[Data to use]:
────
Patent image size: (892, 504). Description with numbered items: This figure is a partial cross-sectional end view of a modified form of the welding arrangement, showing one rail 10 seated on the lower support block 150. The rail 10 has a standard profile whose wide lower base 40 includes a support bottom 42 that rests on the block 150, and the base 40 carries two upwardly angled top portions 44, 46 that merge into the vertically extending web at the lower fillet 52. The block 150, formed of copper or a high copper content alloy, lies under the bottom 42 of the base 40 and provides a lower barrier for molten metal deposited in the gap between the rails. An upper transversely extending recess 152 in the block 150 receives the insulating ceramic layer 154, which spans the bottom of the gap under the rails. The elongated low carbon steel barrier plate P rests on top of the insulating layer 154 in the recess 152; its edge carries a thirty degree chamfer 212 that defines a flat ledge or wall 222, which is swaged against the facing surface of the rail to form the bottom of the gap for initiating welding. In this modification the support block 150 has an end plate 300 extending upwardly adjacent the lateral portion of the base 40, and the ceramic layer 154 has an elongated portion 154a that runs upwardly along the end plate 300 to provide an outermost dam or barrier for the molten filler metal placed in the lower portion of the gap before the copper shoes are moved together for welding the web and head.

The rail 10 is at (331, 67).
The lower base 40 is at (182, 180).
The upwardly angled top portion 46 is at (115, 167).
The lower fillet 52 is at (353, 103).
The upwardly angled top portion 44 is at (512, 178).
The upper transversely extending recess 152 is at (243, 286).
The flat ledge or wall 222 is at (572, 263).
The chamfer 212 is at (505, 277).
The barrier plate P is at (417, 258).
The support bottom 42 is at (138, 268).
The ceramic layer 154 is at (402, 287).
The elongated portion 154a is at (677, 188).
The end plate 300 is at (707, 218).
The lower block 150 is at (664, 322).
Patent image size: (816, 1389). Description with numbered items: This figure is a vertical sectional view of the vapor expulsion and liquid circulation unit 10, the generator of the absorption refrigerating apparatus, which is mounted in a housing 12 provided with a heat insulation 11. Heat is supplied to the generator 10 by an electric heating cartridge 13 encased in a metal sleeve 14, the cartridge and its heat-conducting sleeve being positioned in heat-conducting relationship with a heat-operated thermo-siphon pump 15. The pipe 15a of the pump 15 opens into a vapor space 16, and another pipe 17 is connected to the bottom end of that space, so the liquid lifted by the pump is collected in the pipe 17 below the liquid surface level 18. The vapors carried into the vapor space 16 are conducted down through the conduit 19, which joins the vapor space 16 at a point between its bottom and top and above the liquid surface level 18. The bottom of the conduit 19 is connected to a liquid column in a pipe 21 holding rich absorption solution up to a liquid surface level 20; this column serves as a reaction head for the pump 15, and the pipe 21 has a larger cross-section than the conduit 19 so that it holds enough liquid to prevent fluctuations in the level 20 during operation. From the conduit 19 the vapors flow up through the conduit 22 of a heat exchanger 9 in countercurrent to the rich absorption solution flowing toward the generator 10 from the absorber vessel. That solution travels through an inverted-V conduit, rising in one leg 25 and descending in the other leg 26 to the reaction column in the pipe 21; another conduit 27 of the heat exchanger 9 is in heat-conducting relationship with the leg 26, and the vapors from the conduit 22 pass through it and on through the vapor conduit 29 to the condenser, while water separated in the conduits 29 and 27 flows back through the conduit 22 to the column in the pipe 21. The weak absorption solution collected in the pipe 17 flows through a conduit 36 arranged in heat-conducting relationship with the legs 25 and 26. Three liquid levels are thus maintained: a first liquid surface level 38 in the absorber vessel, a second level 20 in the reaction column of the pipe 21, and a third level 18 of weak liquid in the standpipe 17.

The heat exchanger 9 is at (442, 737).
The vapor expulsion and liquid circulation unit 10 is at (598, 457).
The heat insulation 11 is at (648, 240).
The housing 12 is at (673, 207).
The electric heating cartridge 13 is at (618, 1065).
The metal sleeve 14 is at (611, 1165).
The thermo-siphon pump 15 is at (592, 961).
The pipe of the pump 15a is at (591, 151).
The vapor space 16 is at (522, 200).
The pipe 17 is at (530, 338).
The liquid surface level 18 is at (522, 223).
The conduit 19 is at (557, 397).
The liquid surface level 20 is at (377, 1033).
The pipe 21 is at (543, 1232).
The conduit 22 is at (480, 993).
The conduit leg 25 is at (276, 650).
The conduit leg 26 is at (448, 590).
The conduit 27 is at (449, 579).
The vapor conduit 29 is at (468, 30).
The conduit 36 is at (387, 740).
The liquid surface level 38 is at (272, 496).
────
[Exercise prompt]:
Print the stretch of entries from the line containing "Patent image size: (816, 1389)." through the line containing "The heat exchanger 9 is at (442, 737).", both included, reproducing each line word for word.

[Task solution]:
Patent image size: (816, 1389). Description with numbered items: This figure is a vertical sectional view of the vapor expulsion and liquid circulation unit 10, the generator of the absorption refrigerating apparatus, which is mounted in a housing 12 provided with a heat insulation 11. Heat is supplied to the generator 10 by an electric heating cartridge 13 encased in a metal sleeve 14, the cartridge and its heat-conducting sleeve being positioned in heat-conducting relationship with a heat-operated thermo-siphon pump 15. The pipe 15a of the pump 15 opens into a vapor space 16, and another pipe 17 is connected to the bottom end of that space, so the liquid lifted by the pump is collected in the pipe 17 below the liquid surface level 18. The vapors carried into the vapor space 16 are conducted down through the conduit 19, which joins the vapor space 16 at a point between its bottom and top and above the liquid surface level 18. The bottom of the conduit 19 is connected to a liquid column in a pipe 21 holding rich absorption solution up to a liquid surface level 20; this column serves as a reaction head for the pump 15, and the pipe 21 has a larger cross-section than the conduit 19 so that it holds enough liquid to prevent fluctuations in the level 20 during operation. From the conduit 19 the vapors flow up through the conduit 22 of a heat exchanger 9 in countercurrent to the rich absorption solution flowing toward the generator 10 from the absorber vessel. That solution travels through an inverted-V conduit, rising in one leg 25 and descending in the other leg 26 to the reaction column in the pipe 21; another conduit 27 of the heat exchanger 9 is in heat-conducting relationship with the leg 26, and the vapors from the conduit 22 pass through it and on through the vapor conduit 29 to the condenser, while water separated in the conduits 29 and 27 flows back through the conduit 22 to the column in the pipe 21. The weak absorption solution collected in the pipe 17 flows through a conduit 36 arranged in heat-conducting relationship with the legs 25 and 26. Three liquid levels are thus maintained: a first liquid surface level 38 in the absorber vessel, a second level 20 in the reaction column of the pipe 21, and a third level 18 of weak liquid in the standpipe 17.

The heat exchanger 9 is at (442, 737).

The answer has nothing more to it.